*MATERIAL PROVIDED*:
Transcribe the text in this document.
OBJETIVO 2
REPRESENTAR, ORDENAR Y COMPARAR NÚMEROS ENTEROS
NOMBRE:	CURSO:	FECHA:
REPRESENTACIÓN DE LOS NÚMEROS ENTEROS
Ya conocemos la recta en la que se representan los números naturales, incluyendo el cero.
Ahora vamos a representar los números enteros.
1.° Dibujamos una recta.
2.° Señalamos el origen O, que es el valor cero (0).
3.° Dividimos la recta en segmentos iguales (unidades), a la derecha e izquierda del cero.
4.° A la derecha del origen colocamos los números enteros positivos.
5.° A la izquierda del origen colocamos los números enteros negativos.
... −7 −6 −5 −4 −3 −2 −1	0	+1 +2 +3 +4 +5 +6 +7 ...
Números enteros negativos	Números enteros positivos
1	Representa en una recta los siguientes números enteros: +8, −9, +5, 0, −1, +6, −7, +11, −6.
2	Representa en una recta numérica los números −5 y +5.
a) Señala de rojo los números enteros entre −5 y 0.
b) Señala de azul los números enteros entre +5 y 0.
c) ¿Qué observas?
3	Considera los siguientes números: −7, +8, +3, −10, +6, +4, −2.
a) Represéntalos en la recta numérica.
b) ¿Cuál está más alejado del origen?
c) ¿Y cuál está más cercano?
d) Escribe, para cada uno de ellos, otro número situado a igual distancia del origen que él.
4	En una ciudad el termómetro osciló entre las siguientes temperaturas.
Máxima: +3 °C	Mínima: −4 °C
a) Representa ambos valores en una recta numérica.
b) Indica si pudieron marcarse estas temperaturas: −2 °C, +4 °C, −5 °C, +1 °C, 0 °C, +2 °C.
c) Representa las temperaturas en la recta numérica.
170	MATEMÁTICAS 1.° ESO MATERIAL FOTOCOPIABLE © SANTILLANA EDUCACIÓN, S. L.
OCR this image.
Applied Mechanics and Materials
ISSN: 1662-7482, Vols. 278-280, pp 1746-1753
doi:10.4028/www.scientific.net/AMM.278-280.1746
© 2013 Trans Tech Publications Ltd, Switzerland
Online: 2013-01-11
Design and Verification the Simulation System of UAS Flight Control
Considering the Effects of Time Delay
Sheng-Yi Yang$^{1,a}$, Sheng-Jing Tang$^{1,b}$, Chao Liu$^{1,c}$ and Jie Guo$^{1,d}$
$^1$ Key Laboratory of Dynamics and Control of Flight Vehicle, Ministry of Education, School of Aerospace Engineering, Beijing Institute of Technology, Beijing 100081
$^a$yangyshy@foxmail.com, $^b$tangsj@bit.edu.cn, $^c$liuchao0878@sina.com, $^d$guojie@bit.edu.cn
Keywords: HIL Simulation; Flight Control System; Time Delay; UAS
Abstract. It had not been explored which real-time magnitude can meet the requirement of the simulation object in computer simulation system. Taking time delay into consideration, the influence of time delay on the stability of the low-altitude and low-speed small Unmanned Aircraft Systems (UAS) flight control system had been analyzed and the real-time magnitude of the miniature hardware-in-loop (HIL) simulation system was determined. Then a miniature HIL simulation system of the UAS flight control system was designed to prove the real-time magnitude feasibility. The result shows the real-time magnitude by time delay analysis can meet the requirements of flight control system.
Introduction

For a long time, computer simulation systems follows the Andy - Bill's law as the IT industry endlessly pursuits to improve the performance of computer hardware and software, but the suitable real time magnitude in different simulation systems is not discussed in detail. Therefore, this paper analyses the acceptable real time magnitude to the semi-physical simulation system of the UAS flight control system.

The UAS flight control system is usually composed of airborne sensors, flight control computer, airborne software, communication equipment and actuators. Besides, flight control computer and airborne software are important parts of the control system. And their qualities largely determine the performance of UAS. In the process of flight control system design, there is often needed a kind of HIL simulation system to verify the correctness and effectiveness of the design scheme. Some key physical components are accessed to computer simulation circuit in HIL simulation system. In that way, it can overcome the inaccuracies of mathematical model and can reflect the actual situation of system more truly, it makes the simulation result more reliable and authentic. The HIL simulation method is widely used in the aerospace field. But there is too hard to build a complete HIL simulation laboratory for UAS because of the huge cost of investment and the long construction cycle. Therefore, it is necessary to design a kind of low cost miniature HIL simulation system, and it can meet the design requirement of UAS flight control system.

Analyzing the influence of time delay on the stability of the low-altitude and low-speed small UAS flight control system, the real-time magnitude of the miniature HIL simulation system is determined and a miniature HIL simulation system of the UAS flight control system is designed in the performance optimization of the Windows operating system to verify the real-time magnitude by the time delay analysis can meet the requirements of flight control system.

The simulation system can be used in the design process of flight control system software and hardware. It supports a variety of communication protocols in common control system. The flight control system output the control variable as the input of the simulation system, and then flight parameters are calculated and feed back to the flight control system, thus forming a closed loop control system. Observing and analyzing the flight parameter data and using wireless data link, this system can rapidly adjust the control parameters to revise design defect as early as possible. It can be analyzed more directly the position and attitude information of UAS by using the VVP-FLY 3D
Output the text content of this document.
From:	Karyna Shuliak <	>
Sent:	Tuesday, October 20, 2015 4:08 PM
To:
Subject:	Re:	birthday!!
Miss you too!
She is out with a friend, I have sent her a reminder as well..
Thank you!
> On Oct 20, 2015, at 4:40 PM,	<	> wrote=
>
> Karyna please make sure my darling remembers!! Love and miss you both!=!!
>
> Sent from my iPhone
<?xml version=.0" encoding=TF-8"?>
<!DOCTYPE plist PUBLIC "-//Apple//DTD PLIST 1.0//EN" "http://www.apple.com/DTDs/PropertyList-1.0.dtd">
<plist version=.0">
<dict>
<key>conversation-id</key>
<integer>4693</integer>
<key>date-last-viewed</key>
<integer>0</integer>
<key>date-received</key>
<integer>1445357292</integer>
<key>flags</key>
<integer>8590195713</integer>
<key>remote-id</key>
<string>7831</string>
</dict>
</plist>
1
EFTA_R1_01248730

*WHAT TO PRODUCE*:
Copy the entries above exactly, leaving none out.

*EXERCISE ANSWER*:
Transcribe the text in this document.
OBJETIVO 2
REPRESENTAR, ORDENAR Y COMPARAR NÚMEROS ENTEROS
NOMBRE:	CURSO:	FECHA:
REPRESENTACIÓN DE LOS NÚMEROS ENTEROS
Ya conocemos la recta en la que se representan los números naturales, incluyendo el cero.
Ahora vamos a representar los números enteros.
1.° Dibujamos una recta.
2.° Señalamos el origen O, que es el valor cero (0).
3.° Dividimos la recta en segmentos iguales (unidades), a la derecha e izquierda del cero.
4.° A la derecha del origen colocamos los números enteros positivos.
5.° A la izquierda del origen colocamos los números enteros negativos.
... −7 −6 −5 −4 −3 −2 −1	0	+1 +2 +3 +4 +5 +6 +7 ...
Números enteros negativos	Números enteros positivos
1	Representa en una recta los siguientes números enteros: +8, −9, +5, 0, −1, +6, −7, +11, −6.
2	Representa en una recta numérica los números −5 y +5.
a) Señala de rojo los números enteros entre −5 y 0.
b) Señala de azul los números enteros entre +5 y 0.
c) ¿Qué observas?
3	Considera los siguientes números: −7, +8, +3, −10, +6, +4, −2.
a) Represéntalos en la recta numérica.
b) ¿Cuál está más alejado del origen?
c) ¿Y cuál está más cercano?
d) Escribe, para cada uno de ellos, otro número situado a igual distancia del origen que él.
4	En una ciudad el termómetro osciló entre las siguientes temperaturas.
Máxima: +3 °C	Mínima: −4 °C
a) Representa ambos valores en una recta numérica.
b) Indica si pudieron marcarse estas temperaturas: −2 °C, +4 °C, −5 °C, +1 °C, 0 °C, +2 °C.
c) Representa las temperaturas en la recta numérica.
170	MATEMÁTICAS 1.° ESO MATERIAL FOTOCOPIABLE © SANTILLANA EDUCACIÓN, S. L.
OCR this image.
Applied Mechanics and Materials
ISSN: 1662-7482, Vols. 278-280, pp 1746-1753
doi:10.4028/www.scientific.net/AMM.278-280.1746
© 2013 Trans Tech Publications Ltd, Switzerland
Online: 2013-01-11
Design and Verification the Simulation System of UAS Flight Control
Considering the Effects of Time Delay
Sheng-Yi Yang$^{1,a}$, Sheng-Jing Tang$^{1,b}$, Chao Liu$^{1,c}$ and Jie Guo$^{1,d}$
$^1$ Key Laboratory of Dynamics and Control of Flight Vehicle, Ministry of Education, School of Aerospace Engineering, Beijing Institute of Technology, Beijing 100081
$^a$yangyshy@foxmail.com, $^b$tangsj@bit.edu.cn, $^c$liuchao0878@sina.com, $^d$guojie@bit.edu.cn
Keywords: HIL Simulation; Flight Control System; Time Delay; UAS
Abstract. It had not been explored which real-time magnitude can meet the requirement of the simulation object in computer simulation system. Taking time delay into consideration, the influence of time delay on the stability of the low-altitude and low-speed small Unmanned Aircraft Systems (UAS) flight control system had been analyzed and the real-time magnitude of the miniature hardware-in-loop (HIL) simulation system was determined. Then a miniature HIL simulation system of the UAS flight control system was designed to prove the real-time magnitude feasibility. The result shows the real-time magnitude by time delay analysis can meet the requirements of flight control system.
Introduction

For a long time, computer simulation systems follows the Andy - Bill's law as the IT industry endlessly pursuits to improve the performance of computer hardware and software, but the suitable real time magnitude in different simulation systems is not discussed in detail. Therefore, this paper analyses the acceptable real time magnitude to the semi-physical simulation system of the UAS flight control system.

The UAS flight control system is usually composed of airborne sensors, flight control computer, airborne software, communication equipment and actuators. Besides, flight control computer and airborne software are important parts of the control system. And their qualities largely determine the performance of UAS. In the process of flight control system design, there is often needed a kind of HIL simulation system to verify the correctness and effectiveness of the design scheme. Some key physical components are accessed to computer simulation circuit in HIL simulation system. In that way, it can overcome the inaccuracies of mathematical model and can reflect the actual situation of system more truly, it makes the simulation result more reliable and authentic. The HIL simulation method is widely used in the aerospace field. But there is too hard to build a complete HIL simulation laboratory for UAS because of the huge cost of investment and the long construction cycle. Therefore, it is necessary to design a kind of low cost miniature HIL simulation system, and it can meet the design requirement of UAS flight control system.

Analyzing the influence of time delay on the stability of the low-altitude and low-speed small UAS flight control system, the real-time magnitude of the miniature HIL simulation system is determined and a miniature HIL simulation system of the UAS flight control system is designed in the performance optimization of the Windows operating system to verify the real-time magnitude by the time delay analysis can meet the requirements of flight control system.

The simulation system can be used in the design process of flight control system software and hardware. It supports a variety of communication protocols in common control system. The flight control system output the control variable as the input of the simulation system, and then flight parameters are calculated and feed back to the flight control system, thus forming a closed loop control system. Observing and analyzing the flight parameter data and using wireless data link, this system can rapidly adjust the control parameters to revise design defect as early as possible. It can be analyzed more directly the position and attitude information of UAS by using the VVP-FLY 3D
Output the text content of this document.
From:	Karyna Shuliak <	>
Sent:	Tuesday, October 20, 2015 4:08 PM
To:
Subject:	Re:	birthday!!
Miss you too!
She is out with a friend, I have sent her a reminder as well..
Thank you!
> On Oct 20, 2015, at 4:40 PM,	<	> wrote=
>
> Karyna please make sure my darling remembers!! Love and miss you both!=!!
>
> Sent from my iPhone
<?xml version=.0" encoding=TF-8"?>
<!DOCTYPE plist PUBLIC "-//Apple//DTD PLIST 1.0//EN" "http://www.apple.com/DTDs/PropertyList-1.0.dtd">
<plist version=.0">
<dict>
<key>conversation-id</key>
<integer>4693</integer>
<key>date-last-viewed</key>
<integer>0</integer>
<key>date-received</key>
<integer>1445357292</integer>
<key>flags</key>
<integer>8590195713</integer>
<key>remote-id</key>
<string>7831</string>
</dict>
</plist>
1
EFTA_R1_01248730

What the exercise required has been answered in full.